Collected data
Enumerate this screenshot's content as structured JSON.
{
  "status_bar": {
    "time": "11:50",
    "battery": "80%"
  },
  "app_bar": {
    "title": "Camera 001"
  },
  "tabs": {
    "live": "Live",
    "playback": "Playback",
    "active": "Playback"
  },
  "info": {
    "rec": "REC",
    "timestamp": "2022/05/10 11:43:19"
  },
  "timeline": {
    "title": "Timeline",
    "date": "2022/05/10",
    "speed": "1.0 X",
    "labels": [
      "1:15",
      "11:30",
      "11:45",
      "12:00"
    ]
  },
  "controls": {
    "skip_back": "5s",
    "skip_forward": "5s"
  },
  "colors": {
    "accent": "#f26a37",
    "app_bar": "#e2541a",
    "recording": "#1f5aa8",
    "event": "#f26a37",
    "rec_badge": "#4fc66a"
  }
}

REQUEST: Every entry in the listing must be retyped exactly.

THE REPLY:
Enumerate this screenshot's content as structured JSON.
{
  "status_bar": {
    "time": "11:50",
    "battery": "80%"
  },
  "app_bar": {
    "title": "Camera 001"
  },
  "tabs": {
    "live": "Live",
    "playback": "Playback",
    "active": "Playback"
  },
  "info": {
    "rec": "REC",
    "timestamp": "2022/05/10 11:43:19"
  },
  "timeline": {
    "title": "Timeline",
    "date": "2022/05/10",
    "speed": "1.0 X",
    "labels": [
      "1:15",
      "11:30",
      "11:45",
      "12:00"
    ]
  },
  "controls": {
    "skip_back": "5s",
    "skip_forward": "5s"
  },
  "colors": {
    "accent": "#f26a37",
    "app_bar": "#e2541a",
    "recording": "#1f5aa8",
    "event": "#f26a37",
    "rec_badge": "#4fc66a"
  }
}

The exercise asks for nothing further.